EXERCISE BRIEF
Type out all the records word for word. Any pictures are to be left out.

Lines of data
>>>

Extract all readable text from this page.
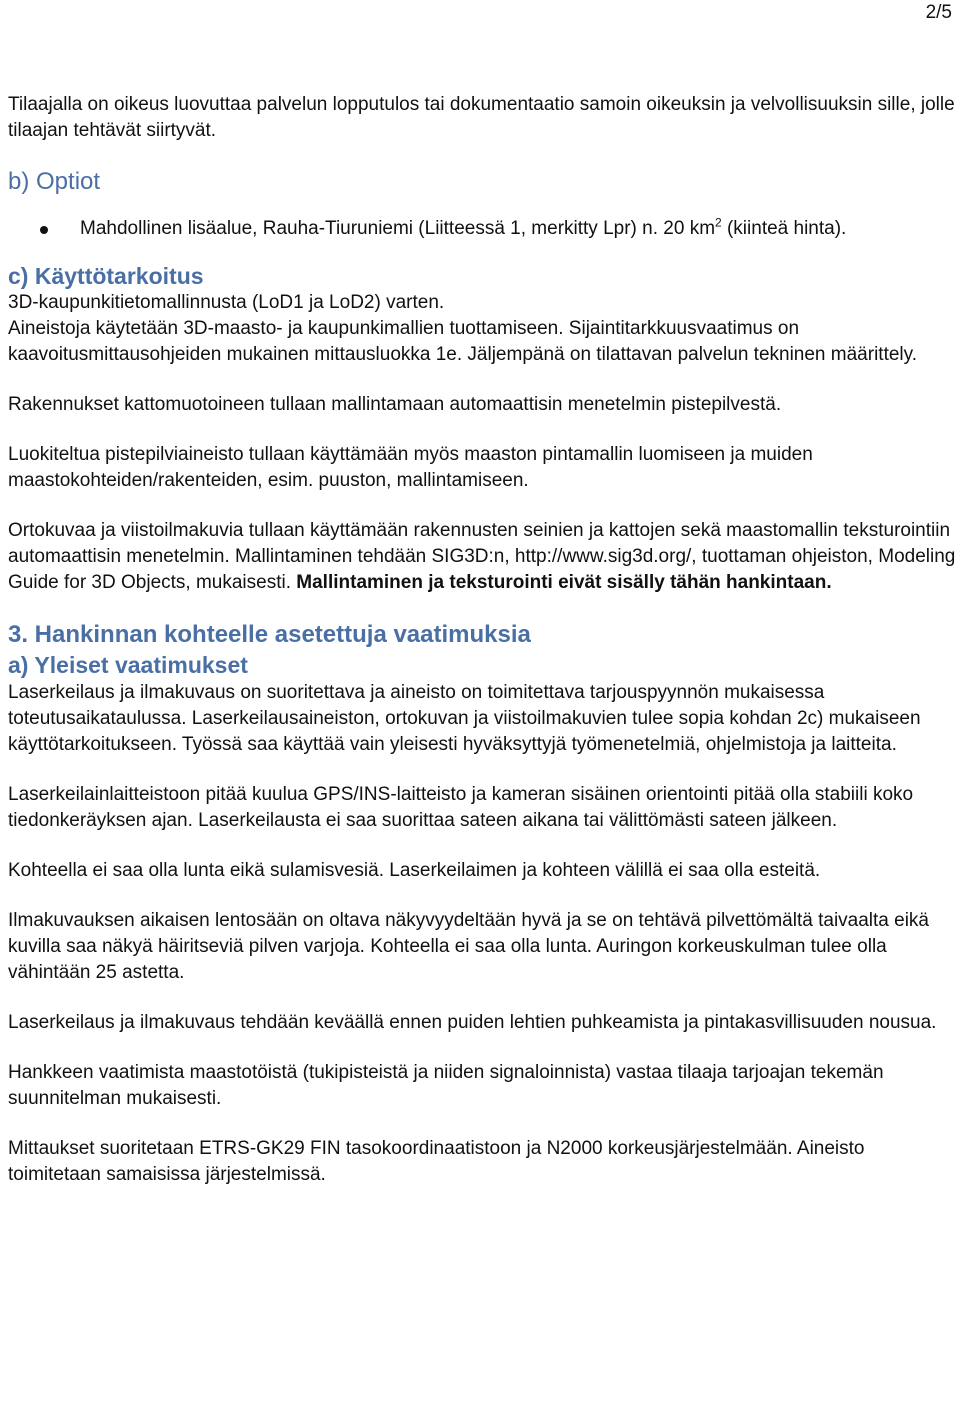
2/5

Tilaajalla on oikeus luovuttaa palvelun lopputulos tai dokumentaatio samoin oikeuksin ja velvollisuuksin sille, jolle tilaajan tehtävät siirtyvät.

b) Optiot
Mahdollinen lisäalue, Rauha-Tiuruniemi (Liitteessä 1, merkitty Lpr) n. 20 $km^2$ (kiinteä hinta).
c) Käyttötarkoitus

3D-kaupunkitietomallinnusta (LoD1 ja LoD2) varten.

Aineistoja käytetään 3D-maasto- ja kaupunkimallien tuottamiseen. Sijaintitarkkuusvaatimus on kaavoitusmittausohjeiden mukainen mittausluokka 1e. Jäljempänä on tilattavan palvelun tekninen määrittely.

Rakennukset kattomuotoineen tullaan mallintamaan automaattisin menetelmin pistepilvestä.

Luokiteltua pistepilviaineisto tullaan käyttämään myös maaston pintamallin luomiseen ja muiden maastokohteiden/rakenteiden, esim. puuston, mallintamiseen.

Ortokuvaa ja viistoilmakuvia tullaan käyttämään rakennusten seinien ja kattojen sekä maastomallin teksturointiin automaattisin menetelmin. Mallintaminen tehdään SIG3D:n, http://www.sig3d.org/, tuottaman ohjeiston, Modeling Guide for 3D Objects, mukaisesti. Mallintaminen ja teksturointi eivät sisälly tähän hankintaan.

3. Hankinnan kohteelle asetettuja vaatimuksia
a) Yleiset vaatimukset

Laserkeilaus ja ilmakuvaus on suoritettava ja aineisto on toimitettava tarjouspyynnön mukaisessa toteutusaikataulussa. Laserkeilausaineiston, ortokuvan ja viistoilmakuvien tulee sopia kohdan 2c) mukaiseen käyttötarkoitukseen. Työssä saa käyttää vain yleisesti hyväksyttyjä työmenetelmiä, ohjelmistoja ja laitteita.

Laserkeilainlaitteistoon pitää kuulua GPS/INS-laitteisto ja kameran sisäinen orientointi pitää olla stabiili koko tiedonkeräyksen ajan. Laserkeilausta ei saa suorittaa sateen aikana tai välittömästi sateen jälkeen.

Kohteella ei saa olla lunta eikä sulamisvesiä. Laserkeilaimen ja kohteen välillä ei saa olla esteitä.

Ilmakuvauksen aikaisen lentosään on oltava näkyvyydeltään hyvä ja se on tehtävä pilvettömältä taivaalta eikä kuvilla saa näkyä häiritseviä pilven varjoja. Kohteella ei saa olla lunta. Auringon korkeuskulman tulee olla vähintään 25 astetta.

Laserkeilaus ja ilmakuvaus tehdään keväällä ennen puiden lehtien puhkeamista ja pintakasvillisuuden nousua.

Hankkeen vaatimista maastotöistä (tukipisteistä ja niiden signaloinnista) vastaa tilaaja tarjoajan tekemän suunnitelman mukaisesti.

Mittaukset suoritetaan ETRS-GK29 FIN tasokoordinaatistoon ja N2000 korkeusjärjestelmään. Aineisto toimitetaan samaisissa järjestelmissä.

<<<

ANSWER TO THE TASK
Extract all readable text from this page.
2/5

Tilaajalla on oikeus luovuttaa palvelun lopputulos tai dokumentaatio samoin oikeuksin ja velvollisuuksin sille, jolle tilaajan tehtävät siirtyvät.

b) Optiot
Mahdollinen lisäalue, Rauha-Tiuruniemi (Liitteessä 1, merkitty Lpr) n. 20 $km^2$ (kiinteä hinta).
c) Käyttötarkoitus

3D-kaupunkitietomallinnusta (LoD1 ja LoD2) varten.

Aineistoja käytetään 3D-maasto- ja kaupunkimallien tuottamiseen. Sijaintitarkkuusvaatimus on kaavoitusmittausohjeiden mukainen mittausluokka 1e. Jäljempänä on tilattavan palvelun tekninen määrittely.

Rakennukset kattomuotoineen tullaan mallintamaan automaattisin menetelmin pistepilvestä.

Luokiteltua pistepilviaineisto tullaan käyttämään myös maaston pintamallin luomiseen ja muiden maastokohteiden/rakenteiden, esim. puuston, mallintamiseen.

Ortokuvaa ja viistoilmakuvia tullaan käyttämään rakennusten seinien ja kattojen sekä maastomallin teksturointiin automaattisin menetelmin. Mallintaminen tehdään SIG3D:n, http://www.sig3d.org/, tuottaman ohjeiston, Modeling Guide for 3D Objects, mukaisesti. Mallintaminen ja teksturointi eivät sisälly tähän hankintaan.

3. Hankinnan kohteelle asetettuja vaatimuksia
a) Yleiset vaatimukset

Laserkeilaus ja ilmakuvaus on suoritettava ja aineisto on toimitettava tarjouspyynnön mukaisessa toteutusaikataulussa. Laserkeilausaineiston, ortokuvan ja viistoilmakuvien tulee sopia kohdan 2c) mukaiseen käyttötarkoitukseen. Työssä saa käyttää vain yleisesti hyväksyttyjä työmenetelmiä, ohjelmistoja ja laitteita.

Laserkeilainlaitteistoon pitää kuulua GPS/INS-laitteisto ja kameran sisäinen orientointi pitää olla stabiili koko tiedonkeräyksen ajan. Laserkeilausta ei saa suorittaa sateen aikana tai välittömästi sateen jälkeen.

Kohteella ei saa olla lunta eikä sulamisvesiä. Laserkeilaimen ja kohteen välillä ei saa olla esteitä.

Ilmakuvauksen aikaisen lentosään on oltava näkyvyydeltään hyvä ja se on tehtävä pilvettömältä taivaalta eikä kuvilla saa näkyä häiritseviä pilven varjoja. Kohteella ei saa olla lunta. Auringon korkeuskulman tulee olla vähintään 25 astetta.

Laserkeilaus ja ilmakuvaus tehdään keväällä ennen puiden lehtien puhkeamista ja pintakasvillisuuden nousua.

Hankkeen vaatimista maastotöistä (tukipisteistä ja niiden signaloinnista) vastaa tilaaja tarjoajan tekemän suunnitelman mukaisesti.

Mittaukset suoritetaan ETRS-GK29 FIN tasokoordinaatistoon ja N2000 korkeusjärjestelmään. Aineisto toimitetaan samaisissa järjestelmissä.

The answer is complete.